::: Brano di testo :::

Per funzionare richiedono per forza /bin/bash? Mi smebra strano visto che non devono loggarsi...

----------

## ProT-0-TypE

io postgres l'avevo dierttamente eliminato (visto che non ce l'ho installato) e non mi ha mai dato problemi. e sono tentato di farlo anche con gli altri..

----------

## Cazzantonio

Si ma se c'è magari è comodo (se mai un giorno volessi installare postgresql...)

Volevo solo sapere se, anche avendo postgresql installato, funziona uguale anche con /bin/false

per i gruppi games penso che la cosa sia ragionevole

----------

## .:chrome:.

 *Cazzantonio wrote:*   

> Volevo solo sapere se, anche avendo postgresql installato, funziona uguale anche con /bin/false

 

io CREDO di no. almeno, non nel caso particolare di postgres

pensa solo alla procedura di inizializzazione del database, e trai le tue conclusioni.

non ci metterei la mano sul fuoco, ma dubito che postgreSQL possa funzionare senza una shell valida

----------

## randomaze

 *k.gothmog wrote:*   

>  *Cazzantonio wrote:*   Volevo solo sapere se, anche avendo postgresql installato, funziona uguale anche con /bin/false 
> 
> io CREDO di no. almeno, non nel caso particolare di postgres

 

In linea di massima, se un utente non ha bisogno di una shell (ad esempio quando il processo viene lanciato come root e cambia proprietario in esecuzione) il sistema la pone a false.

Se per un utente "di sistema" viene impostata una shell questa dovrebbe servire perché il processo ne ha bisogno per funzionare, oppure per lanciare processi che necessitano della shell stessa (ad esempio potrebbe essere un task periodico di backup del database...)

----------

## randomaze

 *Cazzantonio wrote:*   

> OOPS!   
> 
> Scusate... ho postato senza cercare   
> 
> Mea culpa!

 

Faccio il merge dei topic  :Wink: 

----------

## Cazzantonio

beh pace... lascerò tutto com'è

Il fatto è che non mi piace che ci siano utenti con una shell (anche se sono senza password)... mi sembra un po' insicuro

Forse però è paranoia   :Very Happy: 

----------

:::

◆ Richiesta assegnata A: Elenca tutti i nomi utente che, nella discussione sulle shell degli utenti di sistema, compaiono come intestazione di un messaggio, citando ciascuno una sola volta.
◆ Richiesta assegnata B:
Per ciascuna affermazione, di' se concorda con la discussione sulle shell degli utenti di sistema (sì o no) e cita le parole che lo decidono.
(i) ProT-0-TypE ha eliminato l'utente postgres senza avere problemi.
(ii) .:chrome:. è certo che postgreSQL funzioni anche con /bin/false.
(iii) Alla fine Cazzantonio decide di cambiare le shell degli utenti.
Il materiale non serve per rispondere.

::: Materiale :::

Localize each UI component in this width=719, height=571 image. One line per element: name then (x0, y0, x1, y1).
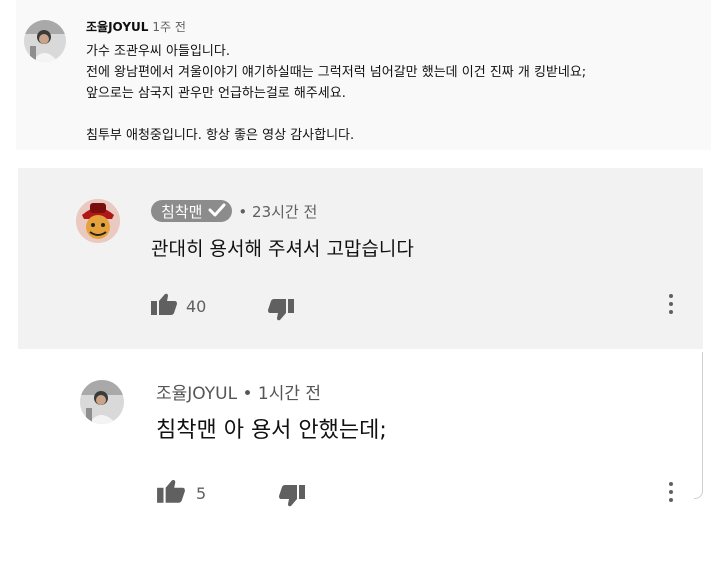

:::

◆ Risposta completa A: ProT-0-TypE, Cazzantonio, .:chrome:., randomaze

◆ Risposta completa B:
(i) Sì: «io postgres l'avevo dierttamente eliminato (visto che non ce l'ho installato) e non mi ha mai dato problemi»
(ii) No: «non ci metterei la mano sul fuoco, ma dubito che postgreSQL possa funzionare senza una shell valida»
(iii) No: «beh pace... lascerò tutto com'è»